• _ITEMS_:
::::::::::

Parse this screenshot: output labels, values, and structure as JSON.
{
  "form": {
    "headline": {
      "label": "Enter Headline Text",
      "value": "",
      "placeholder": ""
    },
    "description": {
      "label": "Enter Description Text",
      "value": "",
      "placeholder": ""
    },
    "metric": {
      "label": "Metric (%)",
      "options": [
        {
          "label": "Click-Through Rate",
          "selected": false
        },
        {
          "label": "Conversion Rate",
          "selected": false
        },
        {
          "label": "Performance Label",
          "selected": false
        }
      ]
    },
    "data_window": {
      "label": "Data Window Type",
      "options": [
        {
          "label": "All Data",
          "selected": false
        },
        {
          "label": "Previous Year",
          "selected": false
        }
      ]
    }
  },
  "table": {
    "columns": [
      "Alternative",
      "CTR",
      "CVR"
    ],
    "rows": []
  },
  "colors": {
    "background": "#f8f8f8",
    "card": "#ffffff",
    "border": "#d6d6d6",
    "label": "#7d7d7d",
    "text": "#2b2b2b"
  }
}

::::::::::

Take the listing above and write it out again exactly.

Parse this screenshot: output labels, values, and structure as JSON.
{
  "form": {
    "headline": {
      "label": "Enter Headline Text",
      "value": "",
      "placeholder": ""
    },
    "description": {
      "label": "Enter Description Text",
      "value": "",
      "placeholder": ""
    },
    "metric": {
      "label": "Metric (%)",
      "options": [
        {
          "label": "Click-Through Rate",
          "selected": false
        },
        {
          "label": "Conversion Rate",
          "selected": false
        },
        {
          "label": "Performance Label",
          "selected": false
        }
      ]
    },
    "data_window": {
      "label": "Data Window Type",
      "options": [
        {
          "label": "All Data",
          "selected": false
        },
        {
          "label": "Previous Year",
          "selected": false
        }
      ]
    }
  },
  "table": {
    "columns": [
      "Alternative",
      "CTR",
      "CVR"
    ],
    "rows": []
  },
  "colors": {
    "background": "#f8f8f8",
    "card": "#ffffff",
    "border": "#d6d6d6",
    "label": "#7d7d7d",
    "text": "#2b2b2b"
  }
}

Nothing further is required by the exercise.